[REQUIRED TASK]
Would you restate all the data that follows, word for word?

Collected data entries:
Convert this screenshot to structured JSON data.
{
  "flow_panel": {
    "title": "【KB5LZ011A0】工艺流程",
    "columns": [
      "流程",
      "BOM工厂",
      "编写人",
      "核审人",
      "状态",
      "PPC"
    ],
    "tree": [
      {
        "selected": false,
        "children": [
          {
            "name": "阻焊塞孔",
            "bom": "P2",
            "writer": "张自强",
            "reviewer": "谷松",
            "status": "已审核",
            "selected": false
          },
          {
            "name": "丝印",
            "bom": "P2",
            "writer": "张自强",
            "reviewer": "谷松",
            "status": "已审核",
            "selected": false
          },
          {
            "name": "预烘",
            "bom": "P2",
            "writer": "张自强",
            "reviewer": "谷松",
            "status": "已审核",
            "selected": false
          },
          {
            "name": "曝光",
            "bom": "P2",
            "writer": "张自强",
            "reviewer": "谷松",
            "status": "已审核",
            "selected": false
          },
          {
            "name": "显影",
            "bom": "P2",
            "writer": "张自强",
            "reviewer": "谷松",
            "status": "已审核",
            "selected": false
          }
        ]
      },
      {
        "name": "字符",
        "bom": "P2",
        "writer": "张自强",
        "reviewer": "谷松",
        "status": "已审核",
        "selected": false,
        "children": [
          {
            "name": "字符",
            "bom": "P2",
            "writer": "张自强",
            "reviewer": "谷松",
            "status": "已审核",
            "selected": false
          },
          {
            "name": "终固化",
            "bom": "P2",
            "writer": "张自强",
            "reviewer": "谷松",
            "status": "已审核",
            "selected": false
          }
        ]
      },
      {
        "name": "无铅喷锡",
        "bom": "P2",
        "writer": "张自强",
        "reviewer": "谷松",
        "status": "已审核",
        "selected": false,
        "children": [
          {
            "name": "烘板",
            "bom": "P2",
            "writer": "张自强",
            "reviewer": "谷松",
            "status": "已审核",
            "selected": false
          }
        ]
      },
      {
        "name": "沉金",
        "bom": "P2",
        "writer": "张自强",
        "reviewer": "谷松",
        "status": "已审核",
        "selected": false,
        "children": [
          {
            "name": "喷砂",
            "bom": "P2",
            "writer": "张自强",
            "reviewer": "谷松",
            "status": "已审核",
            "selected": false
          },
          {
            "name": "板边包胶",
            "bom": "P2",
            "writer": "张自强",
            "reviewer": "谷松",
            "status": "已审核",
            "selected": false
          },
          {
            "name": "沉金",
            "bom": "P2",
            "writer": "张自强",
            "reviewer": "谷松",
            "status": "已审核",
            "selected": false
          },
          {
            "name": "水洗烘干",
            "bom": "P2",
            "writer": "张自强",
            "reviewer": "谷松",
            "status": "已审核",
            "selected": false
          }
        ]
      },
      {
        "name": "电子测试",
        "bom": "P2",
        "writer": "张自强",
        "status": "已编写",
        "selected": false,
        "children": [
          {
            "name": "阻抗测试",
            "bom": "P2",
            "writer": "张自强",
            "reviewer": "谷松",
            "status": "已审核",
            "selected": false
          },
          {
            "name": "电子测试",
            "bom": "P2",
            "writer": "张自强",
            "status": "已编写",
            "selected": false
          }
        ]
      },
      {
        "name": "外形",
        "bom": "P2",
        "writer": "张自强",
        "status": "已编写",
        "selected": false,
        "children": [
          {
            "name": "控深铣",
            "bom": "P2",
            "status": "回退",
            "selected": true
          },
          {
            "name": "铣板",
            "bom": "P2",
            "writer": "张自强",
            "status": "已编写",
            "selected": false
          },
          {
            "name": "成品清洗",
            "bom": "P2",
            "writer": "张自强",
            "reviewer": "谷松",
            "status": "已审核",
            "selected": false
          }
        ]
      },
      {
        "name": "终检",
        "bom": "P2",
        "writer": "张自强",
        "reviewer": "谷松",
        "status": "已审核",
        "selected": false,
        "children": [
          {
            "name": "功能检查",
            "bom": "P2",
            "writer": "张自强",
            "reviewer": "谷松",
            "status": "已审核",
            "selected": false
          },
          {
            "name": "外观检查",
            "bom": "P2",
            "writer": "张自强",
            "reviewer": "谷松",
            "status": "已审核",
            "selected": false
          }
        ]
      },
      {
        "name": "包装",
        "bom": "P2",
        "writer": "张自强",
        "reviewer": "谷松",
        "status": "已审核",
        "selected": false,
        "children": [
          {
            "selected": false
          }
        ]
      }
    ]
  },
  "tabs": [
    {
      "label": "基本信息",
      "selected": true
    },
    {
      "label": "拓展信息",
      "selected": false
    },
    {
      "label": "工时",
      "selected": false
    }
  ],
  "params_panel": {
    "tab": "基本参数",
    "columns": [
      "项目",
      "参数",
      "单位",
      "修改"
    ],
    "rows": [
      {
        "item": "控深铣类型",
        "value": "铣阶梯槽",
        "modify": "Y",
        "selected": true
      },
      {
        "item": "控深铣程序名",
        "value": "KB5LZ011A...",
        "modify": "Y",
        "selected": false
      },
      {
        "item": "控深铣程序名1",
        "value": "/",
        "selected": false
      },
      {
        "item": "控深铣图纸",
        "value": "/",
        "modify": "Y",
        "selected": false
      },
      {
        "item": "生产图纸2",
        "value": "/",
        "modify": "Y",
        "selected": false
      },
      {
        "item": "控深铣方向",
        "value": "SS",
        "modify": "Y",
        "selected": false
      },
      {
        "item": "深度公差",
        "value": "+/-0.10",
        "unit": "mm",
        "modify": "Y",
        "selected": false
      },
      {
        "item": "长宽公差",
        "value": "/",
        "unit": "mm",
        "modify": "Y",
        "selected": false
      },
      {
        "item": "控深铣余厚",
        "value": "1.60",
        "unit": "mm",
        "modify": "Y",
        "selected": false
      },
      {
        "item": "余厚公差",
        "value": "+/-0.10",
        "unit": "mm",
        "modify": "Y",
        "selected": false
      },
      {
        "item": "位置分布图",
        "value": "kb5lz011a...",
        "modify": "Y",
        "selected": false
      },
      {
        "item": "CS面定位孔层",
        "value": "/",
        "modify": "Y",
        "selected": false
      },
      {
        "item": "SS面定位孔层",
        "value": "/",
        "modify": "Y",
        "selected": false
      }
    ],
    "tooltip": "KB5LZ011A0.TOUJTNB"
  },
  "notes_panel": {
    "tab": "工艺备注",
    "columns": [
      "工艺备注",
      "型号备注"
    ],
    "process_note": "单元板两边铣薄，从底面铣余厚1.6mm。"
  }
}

[EXPECTED ANSWER]
Convert this screenshot to structured JSON data.
{
  "flow_panel": {
    "title": "【KB5LZ011A0】工艺流程",
    "columns": [
      "流程",
      "BOM工厂",
      "编写人",
      "核审人",
      "状态",
      "PPC"
    ],
    "tree": [
      {
        "selected": false,
        "children": [
          {
            "name": "阻焊塞孔",
            "bom": "P2",
            "writer": "张自强",
            "reviewer": "谷松",
            "status": "已审核",
            "selected": false
          },
          {
            "name": "丝印",
            "bom": "P2",
            "writer": "张自强",
            "reviewer": "谷松",
            "status": "已审核",
            "selected": false
          },
          {
            "name": "预烘",
            "bom": "P2",
            "writer": "张自强",
            "reviewer": "谷松",
            "status": "已审核",
            "selected": false
          },
          {
            "name": "曝光",
            "bom": "P2",
            "writer": "张自强",
            "reviewer": "谷松",
            "status": "已审核",
            "selected": false
          },
          {
            "name": "显影",
            "bom": "P2",
            "writer": "张自强",
            "reviewer": "谷松",
            "status": "已审核",
            "selected": false
          }
        ]
      },
      {
        "name": "字符",
        "bom": "P2",
        "writer": "张自强",
        "reviewer": "谷松",
        "status": "已审核",
        "selected": false,
        "children": [
          {
            "name": "字符",
            "bom": "P2",
            "writer": "张自强",
            "reviewer": "谷松",
            "status": "已审核",
            "selected": false
          },
          {
            "name": "终固化",
            "bom": "P2",
            "writer": "张自强",
            "reviewer": "谷松",
            "status": "已审核",
            "selected": false
          }
        ]
      },
      {
        "name": "无铅喷锡",
        "bom": "P2",
        "writer": "张自强",
        "reviewer": "谷松",
        "status": "已审核",
        "selected": false,
        "children": [
          {
            "name": "烘板",
            "bom": "P2",
            "writer": "张自强",
            "reviewer": "谷松",
            "status": "已审核",
            "selected": false
          }
        ]
      },
      {
        "name": "沉金",
        "bom": "P2",
        "writer": "张自强",
        "reviewer": "谷松",
        "status": "已审核",
        "selected": false,
        "children": [
          {
            "name": "喷砂",
            "bom": "P2",
            "writer": "张自强",
            "reviewer": "谷松",
            "status": "已审核",
            "selected": false
          },
          {
            "name": "板边包胶",
            "bom": "P2",
            "writer": "张自强",
            "reviewer": "谷松",
            "status": "已审核",
            "selected": false
          },
          {
            "name": "沉金",
            "bom": "P2",
            "writer": "张自强",
            "reviewer": "谷松",
            "status": "已审核",
            "selected": false
          },
          {
            "name": "水洗烘干",
            "bom": "P2",
            "writer": "张自强",
            "reviewer": "谷松",
            "status": "已审核",
            "selected": false
          }
        ]
      },
      {
        "name": "电子测试",
        "bom": "P2",
        "writer": "张自强",
        "status": "已编写",
        "selected": false,
        "children": [
          {
            "name": "阻抗测试",
            "bom": "P2",
            "writer": "张自强",
            "reviewer": "谷松",
            "status": "已审核",
            "selected": false
          },
          {
            "name": "电子测试",
            "bom": "P2",
            "writer": "张自强",
            "status": "已编写",
            "selected": false
          }
        ]
      },
      {
        "name": "外形",
        "bom": "P2",
        "writer": "张自强",
        "status": "已编写",
        "selected": false,
        "children": [
          {
            "name": "控深铣",
            "bom": "P2",
            "status": "回退",
            "selected": true
          },
          {
            "name": "铣板",
            "bom": "P2",
            "writer": "张自强",
            "status": "已编写",
            "selected": false
          },
          {
            "name": "成品清洗",
            "bom": "P2",
            "writer": "张自强",
            "reviewer": "谷松",
            "status": "已审核",
            "selected": false
          }
        ]
      },
      {
        "name": "终检",
        "bom": "P2",
        "writer": "张自强",
        "reviewer": "谷松",
        "status": "已审核",
        "selected": false,
        "children": [
          {
            "name": "功能检查",
            "bom": "P2",
            "writer": "张自强",
            "reviewer": "谷松",
            "status": "已审核",
            "selected": false
          },
          {
            "name": "外观检查",
            "bom": "P2",
            "writer": "张自强",
            "reviewer": "谷松",
            "status": "已审核",
            "selected": false
          }
        ]
      },
      {
        "name": "包装",
        "bom": "P2",
        "writer": "张自强",
        "reviewer": "谷松",
        "status": "已审核",
        "selected": false,
        "children": [
          {
            "selected": false
          }
        ]
      }
    ]
  },
  "tabs": [
    {
      "label": "基本信息",
      "selected": true
    },
    {
      "label": "拓展信息",
      "selected": false
    },
    {
      "label": "工时",
      "selected": false
    }
  ],
  "params_panel": {
    "tab": "基本参数",
    "columns": [
      "项目",
      "参数",
      "单位",
      "修改"
    ],
    "rows": [
      {
        "item": "控深铣类型",
        "value": "铣阶梯槽",
        "modify": "Y",
        "selected": true
      },
      {
        "item": "控深铣程序名",
        "value": "KB5LZ011A...",
        "modify": "Y",
        "selected": false
      },
      {
        "item": "控深铣程序名1",
        "value": "/",
        "selected": false
      },
      {
        "item": "控深铣图纸",
        "value": "/",
        "modify": "Y",
        "selected": false
      },
      {
        "item": "生产图纸2",
        "value": "/",
        "modify": "Y",
        "selected": false
      },
      {
        "item": "控深铣方向",
        "value": "SS",
        "modify": "Y",
        "selected": false
      },
      {
        "item": "深度公差",
        "value": "+/-0.10",
        "unit": "mm",
        "modify": "Y",
        "selected": false
      },
      {
        "item": "长宽公差",
        "value": "/",
        "unit": "mm",
        "modify": "Y",
        "selected": false
      },
      {
        "item": "控深铣余厚",
        "value": "1.60",
        "unit": "mm",
        "modify": "Y",
        "selected": false
      },
      {
        "item": "余厚公差",
        "value": "+/-0.10",
        "unit": "mm",
        "modify": "Y",
        "selected": false
      },
      {
        "item": "位置分布图",
        "value": "kb5lz011a...",
        "modify": "Y",
        "selected": false
      },
      {
        "item": "CS面定位孔层",
        "value": "/",
        "modify": "Y",
        "selected": false
      },
      {
        "item": "SS面定位孔层",
        "value": "/",
        "modify": "Y",
        "selected": false
      }
    ],
    "tooltip": "KB5LZ011A0.TOUJTNB"
  },
  "notes_panel": {
    "tab": "工艺备注",
    "columns": [
      "工艺备注",
      "型号备注"
    ],
    "process_note": "单元板两边铣薄，从底面铣余厚1.6mm。"
  }
}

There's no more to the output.